■ Work instructions:
Go through the records and report each line in which the word "population" occurs.

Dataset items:

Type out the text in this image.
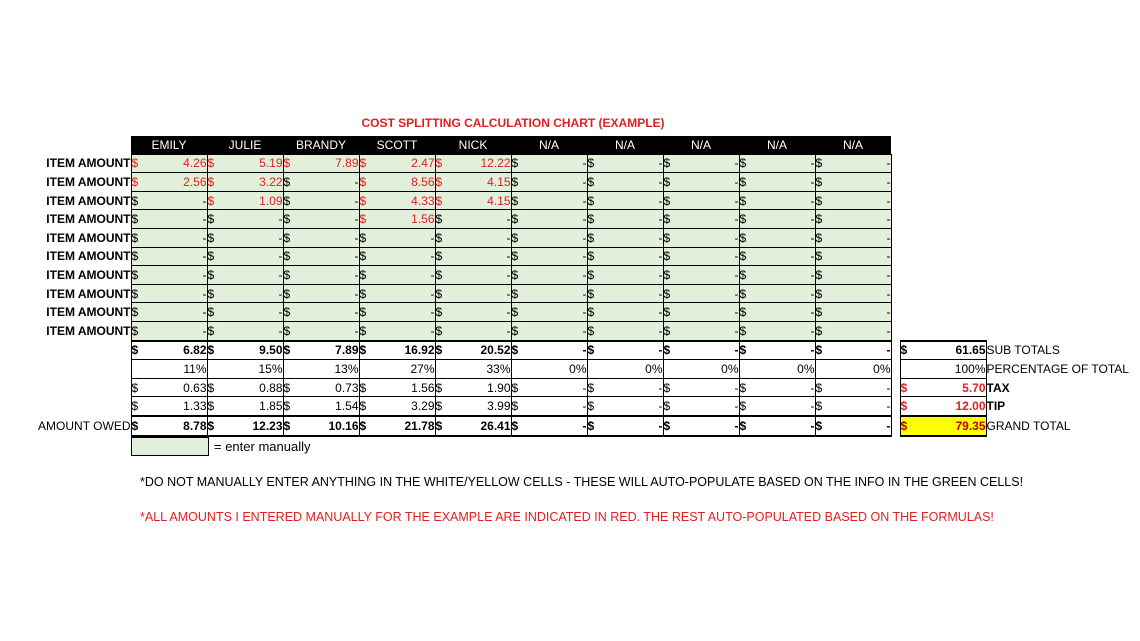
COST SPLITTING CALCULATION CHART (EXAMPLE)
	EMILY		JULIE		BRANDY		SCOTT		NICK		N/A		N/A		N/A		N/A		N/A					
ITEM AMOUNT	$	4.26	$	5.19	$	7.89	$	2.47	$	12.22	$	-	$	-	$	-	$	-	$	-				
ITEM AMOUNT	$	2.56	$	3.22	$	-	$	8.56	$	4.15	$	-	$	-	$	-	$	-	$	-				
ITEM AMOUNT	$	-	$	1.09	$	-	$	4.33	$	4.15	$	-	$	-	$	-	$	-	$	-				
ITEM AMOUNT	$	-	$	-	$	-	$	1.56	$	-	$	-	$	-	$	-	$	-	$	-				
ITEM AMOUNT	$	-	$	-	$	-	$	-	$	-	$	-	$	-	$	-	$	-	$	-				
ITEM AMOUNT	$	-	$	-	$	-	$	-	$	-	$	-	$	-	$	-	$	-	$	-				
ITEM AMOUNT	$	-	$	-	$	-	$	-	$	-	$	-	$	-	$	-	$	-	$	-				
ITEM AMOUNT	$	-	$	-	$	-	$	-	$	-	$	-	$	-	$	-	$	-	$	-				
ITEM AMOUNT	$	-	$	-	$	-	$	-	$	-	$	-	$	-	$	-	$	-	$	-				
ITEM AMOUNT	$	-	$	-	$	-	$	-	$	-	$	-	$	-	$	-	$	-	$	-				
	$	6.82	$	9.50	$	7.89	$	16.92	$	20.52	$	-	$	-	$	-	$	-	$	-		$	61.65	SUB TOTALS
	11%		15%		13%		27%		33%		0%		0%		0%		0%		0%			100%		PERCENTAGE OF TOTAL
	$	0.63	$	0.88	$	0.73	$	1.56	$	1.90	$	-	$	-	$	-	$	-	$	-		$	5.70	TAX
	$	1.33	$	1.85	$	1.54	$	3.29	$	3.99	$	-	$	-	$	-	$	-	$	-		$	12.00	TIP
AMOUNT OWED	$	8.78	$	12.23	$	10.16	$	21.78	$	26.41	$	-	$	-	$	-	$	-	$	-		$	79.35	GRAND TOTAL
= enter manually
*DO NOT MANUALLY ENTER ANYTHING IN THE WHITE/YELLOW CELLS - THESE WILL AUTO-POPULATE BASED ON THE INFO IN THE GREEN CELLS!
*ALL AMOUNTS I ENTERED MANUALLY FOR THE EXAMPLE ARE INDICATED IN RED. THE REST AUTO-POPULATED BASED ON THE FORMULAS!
* * *
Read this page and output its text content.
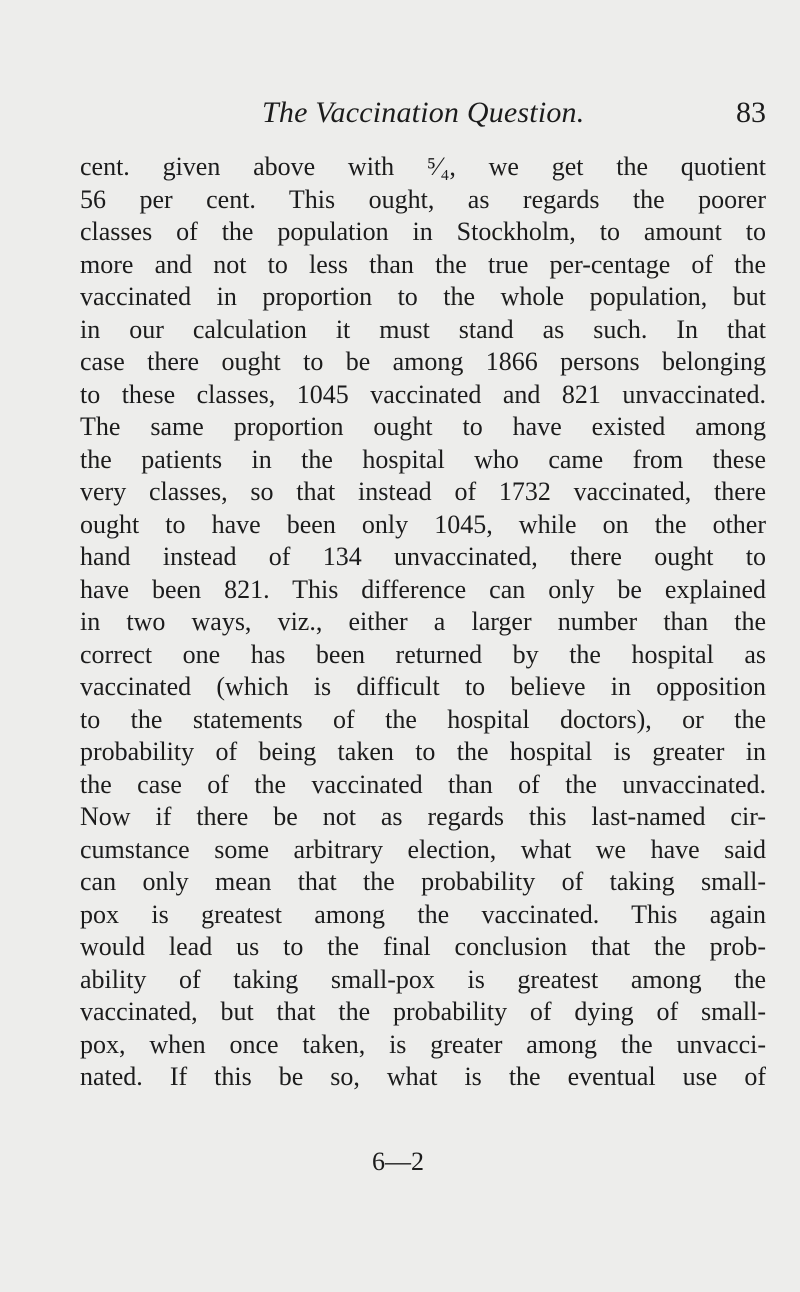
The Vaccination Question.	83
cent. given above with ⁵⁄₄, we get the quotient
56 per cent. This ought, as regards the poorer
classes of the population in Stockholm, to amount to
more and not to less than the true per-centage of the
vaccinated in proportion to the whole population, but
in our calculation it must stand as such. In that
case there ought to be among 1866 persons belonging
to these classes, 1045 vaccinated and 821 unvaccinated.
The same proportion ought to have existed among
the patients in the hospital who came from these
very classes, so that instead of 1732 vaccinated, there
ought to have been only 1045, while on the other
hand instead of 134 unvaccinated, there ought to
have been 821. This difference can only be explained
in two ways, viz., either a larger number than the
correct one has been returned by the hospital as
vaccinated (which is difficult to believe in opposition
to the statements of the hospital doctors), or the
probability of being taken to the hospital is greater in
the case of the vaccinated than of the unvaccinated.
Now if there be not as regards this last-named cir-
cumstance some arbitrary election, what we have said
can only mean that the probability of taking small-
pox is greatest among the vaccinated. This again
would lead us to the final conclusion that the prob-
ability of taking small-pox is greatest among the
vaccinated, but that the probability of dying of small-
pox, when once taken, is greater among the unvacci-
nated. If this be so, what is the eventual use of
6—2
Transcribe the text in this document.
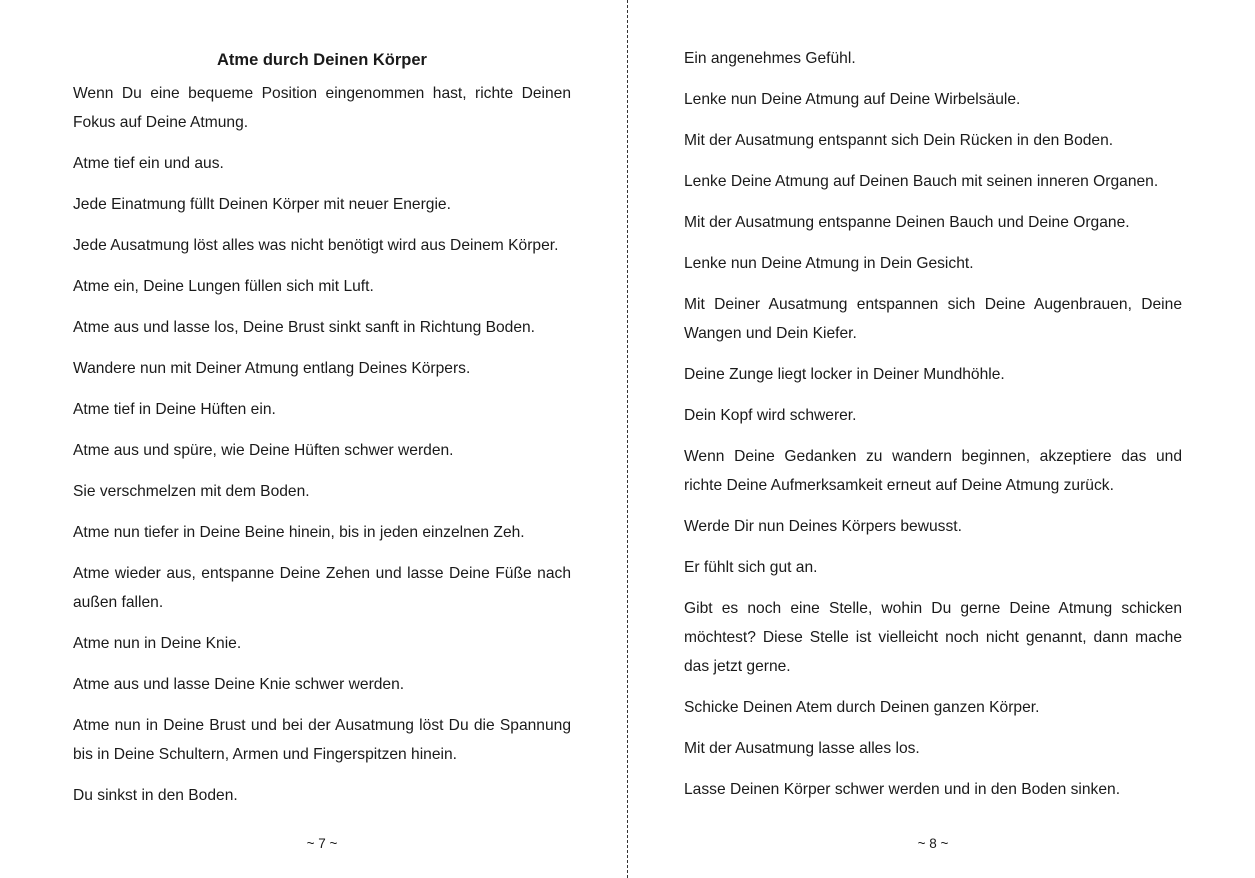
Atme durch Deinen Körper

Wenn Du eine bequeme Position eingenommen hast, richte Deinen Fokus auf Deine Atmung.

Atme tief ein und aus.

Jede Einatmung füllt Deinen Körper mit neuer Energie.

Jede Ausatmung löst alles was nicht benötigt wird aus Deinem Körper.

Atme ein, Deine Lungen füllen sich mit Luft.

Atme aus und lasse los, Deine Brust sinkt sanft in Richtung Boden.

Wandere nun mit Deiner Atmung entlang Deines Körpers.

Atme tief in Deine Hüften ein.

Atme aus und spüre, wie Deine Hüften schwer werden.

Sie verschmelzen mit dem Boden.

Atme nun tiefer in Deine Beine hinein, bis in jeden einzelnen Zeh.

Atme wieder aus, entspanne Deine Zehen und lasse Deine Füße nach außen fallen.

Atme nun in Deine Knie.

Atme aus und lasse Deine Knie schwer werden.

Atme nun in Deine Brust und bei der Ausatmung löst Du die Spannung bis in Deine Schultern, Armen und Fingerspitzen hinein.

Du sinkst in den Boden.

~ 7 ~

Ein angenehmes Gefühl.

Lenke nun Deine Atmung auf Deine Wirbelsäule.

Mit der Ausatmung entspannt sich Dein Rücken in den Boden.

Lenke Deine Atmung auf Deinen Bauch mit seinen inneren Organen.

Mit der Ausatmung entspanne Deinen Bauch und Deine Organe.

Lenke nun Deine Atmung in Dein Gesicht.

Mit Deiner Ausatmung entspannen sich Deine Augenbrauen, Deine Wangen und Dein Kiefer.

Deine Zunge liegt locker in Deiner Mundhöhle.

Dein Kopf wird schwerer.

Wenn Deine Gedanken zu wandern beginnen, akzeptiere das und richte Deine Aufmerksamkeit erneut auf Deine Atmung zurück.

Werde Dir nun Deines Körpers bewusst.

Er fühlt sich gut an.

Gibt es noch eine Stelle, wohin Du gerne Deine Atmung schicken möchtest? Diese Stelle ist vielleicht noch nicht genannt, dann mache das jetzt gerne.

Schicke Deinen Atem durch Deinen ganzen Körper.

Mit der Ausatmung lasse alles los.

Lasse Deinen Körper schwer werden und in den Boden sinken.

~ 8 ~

■ Answer to this problem:
classes of the population in Stockholm, to amount to
vaccinated in proportion to the whole population, but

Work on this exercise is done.